* [Task requirements]
Reproduce word for word the lines in the items below, starting at the line that contains "curve-title: PE — [842, 249, 870, 272]" and stopping after the line that contains "scale-label: 5 — [850, 318, 862, 341]".

* [Data provided]

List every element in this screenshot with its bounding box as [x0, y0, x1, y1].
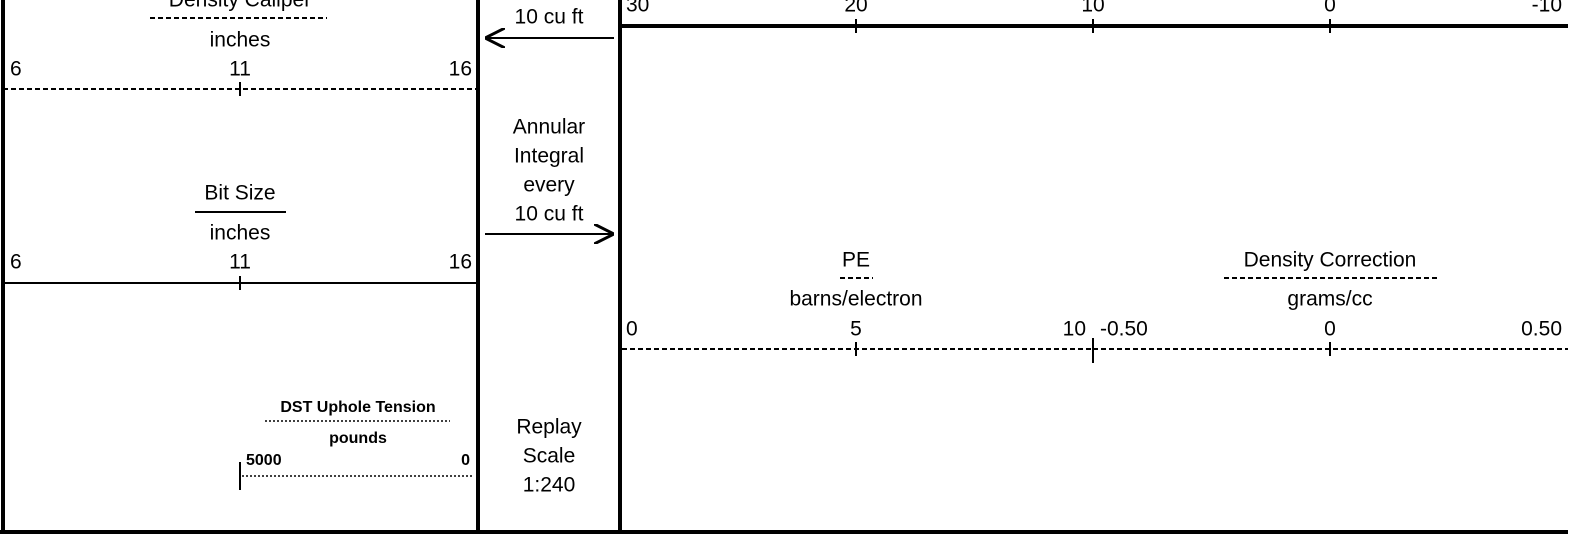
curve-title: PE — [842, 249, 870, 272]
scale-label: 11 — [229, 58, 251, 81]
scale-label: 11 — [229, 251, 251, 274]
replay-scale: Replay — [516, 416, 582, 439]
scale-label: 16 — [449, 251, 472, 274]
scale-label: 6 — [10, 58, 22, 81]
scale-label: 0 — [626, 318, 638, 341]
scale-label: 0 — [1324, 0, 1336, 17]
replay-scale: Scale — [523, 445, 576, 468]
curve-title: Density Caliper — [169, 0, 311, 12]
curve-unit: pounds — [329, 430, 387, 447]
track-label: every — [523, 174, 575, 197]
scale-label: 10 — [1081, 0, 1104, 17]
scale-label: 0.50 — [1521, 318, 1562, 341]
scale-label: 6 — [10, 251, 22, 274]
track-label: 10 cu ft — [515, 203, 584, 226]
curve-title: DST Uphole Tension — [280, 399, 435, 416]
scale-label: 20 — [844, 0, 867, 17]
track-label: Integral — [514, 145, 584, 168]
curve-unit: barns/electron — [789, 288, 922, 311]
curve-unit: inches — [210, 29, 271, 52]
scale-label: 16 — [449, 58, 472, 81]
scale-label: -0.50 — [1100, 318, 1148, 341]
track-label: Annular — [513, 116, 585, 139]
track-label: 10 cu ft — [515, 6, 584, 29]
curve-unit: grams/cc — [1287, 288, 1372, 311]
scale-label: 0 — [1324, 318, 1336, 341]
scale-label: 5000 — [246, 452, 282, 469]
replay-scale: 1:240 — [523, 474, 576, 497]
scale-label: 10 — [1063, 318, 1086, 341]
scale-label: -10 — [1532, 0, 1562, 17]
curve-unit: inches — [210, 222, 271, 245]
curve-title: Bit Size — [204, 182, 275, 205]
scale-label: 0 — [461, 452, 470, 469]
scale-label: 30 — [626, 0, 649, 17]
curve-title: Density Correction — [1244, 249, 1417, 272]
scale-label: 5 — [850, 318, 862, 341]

...

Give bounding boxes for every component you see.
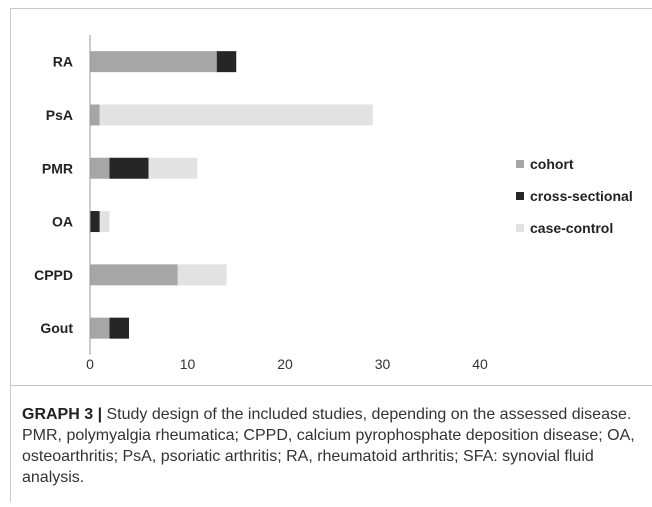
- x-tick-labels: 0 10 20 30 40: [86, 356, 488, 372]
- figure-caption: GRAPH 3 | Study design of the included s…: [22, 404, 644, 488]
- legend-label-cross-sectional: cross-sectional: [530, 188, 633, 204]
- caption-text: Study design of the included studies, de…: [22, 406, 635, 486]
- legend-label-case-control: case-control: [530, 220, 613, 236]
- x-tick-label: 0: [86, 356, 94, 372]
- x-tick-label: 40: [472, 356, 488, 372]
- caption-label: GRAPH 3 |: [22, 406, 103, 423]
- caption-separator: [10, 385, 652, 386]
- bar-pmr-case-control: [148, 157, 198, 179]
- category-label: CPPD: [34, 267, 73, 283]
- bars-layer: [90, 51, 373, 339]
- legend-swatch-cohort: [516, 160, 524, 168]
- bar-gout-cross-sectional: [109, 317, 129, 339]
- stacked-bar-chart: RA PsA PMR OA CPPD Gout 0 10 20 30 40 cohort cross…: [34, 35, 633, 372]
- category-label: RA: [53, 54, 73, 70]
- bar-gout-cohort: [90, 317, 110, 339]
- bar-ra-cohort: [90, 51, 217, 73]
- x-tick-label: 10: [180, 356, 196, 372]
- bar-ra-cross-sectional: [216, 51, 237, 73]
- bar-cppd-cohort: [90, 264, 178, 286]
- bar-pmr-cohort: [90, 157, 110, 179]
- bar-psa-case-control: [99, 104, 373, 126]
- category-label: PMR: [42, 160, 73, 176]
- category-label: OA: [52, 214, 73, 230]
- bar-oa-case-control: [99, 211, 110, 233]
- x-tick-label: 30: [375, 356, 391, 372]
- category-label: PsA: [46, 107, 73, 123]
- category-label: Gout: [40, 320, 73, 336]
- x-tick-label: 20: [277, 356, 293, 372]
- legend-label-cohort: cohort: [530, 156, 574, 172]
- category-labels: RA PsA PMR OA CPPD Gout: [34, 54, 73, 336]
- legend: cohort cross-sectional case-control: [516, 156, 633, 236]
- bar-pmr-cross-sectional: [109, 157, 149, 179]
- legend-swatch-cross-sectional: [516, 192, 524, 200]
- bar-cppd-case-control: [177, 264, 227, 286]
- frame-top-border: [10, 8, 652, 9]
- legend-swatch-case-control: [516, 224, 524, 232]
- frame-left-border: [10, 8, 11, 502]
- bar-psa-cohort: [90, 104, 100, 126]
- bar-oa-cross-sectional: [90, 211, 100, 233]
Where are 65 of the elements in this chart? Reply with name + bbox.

* [Response to the task]
curve-title: PE — [842, 249, 870, 272]
scale-label: 11 — [229, 58, 251, 81]
scale-label: 11 — [229, 251, 251, 274]
replay-scale: Replay — [516, 416, 582, 439]
scale-label: 16 — [449, 251, 472, 274]
scale-label: 6 — [10, 58, 22, 81]
scale-label: 0 — [626, 318, 638, 341]
scale-label: 0 — [1324, 0, 1336, 17]
replay-scale: Scale — [523, 445, 576, 468]
curve-title: Density Caliper — [169, 0, 311, 12]
curve-unit: pounds — [329, 430, 387, 447]
track-label: every — [523, 174, 575, 197]
scale-label: 10 — [1081, 0, 1104, 17]
scale-label: 0.50 — [1521, 318, 1562, 341]
scale-label: 6 — [10, 251, 22, 274]
track-label: 10 cu ft — [515, 203, 584, 226]
curve-title: DST Uphole Tension — [280, 399, 435, 416]
scale-label: 20 — [844, 0, 867, 17]
track-label: Integral — [514, 145, 584, 168]
curve-unit: barns/electron — [789, 288, 922, 311]
curve-unit: inches — [210, 29, 271, 52]
scale-label: 16 — [449, 58, 472, 81]
scale-label: -0.50 — [1100, 318, 1148, 341]
track-label: Annular — [513, 116, 585, 139]
track-label: 10 cu ft — [515, 6, 584, 29]
curve-unit: grams/cc — [1287, 288, 1372, 311]
scale-label: 0 — [1324, 318, 1336, 341]
scale-label: 5000 — [246, 452, 282, 469]
replay-scale: 1:240 — [523, 474, 576, 497]
scale-label: 10 — [1063, 318, 1086, 341]
scale-label: -10 — [1532, 0, 1562, 17]
curve-unit: inches — [210, 222, 271, 245]
curve-title: Bit Size — [204, 182, 275, 205]
scale-label: 0 — [461, 452, 470, 469]
scale-label: 30 — [626, 0, 649, 17]
curve-title: Density Correction — [1244, 249, 1417, 272]
scale-label: 5 — [850, 318, 862, 341]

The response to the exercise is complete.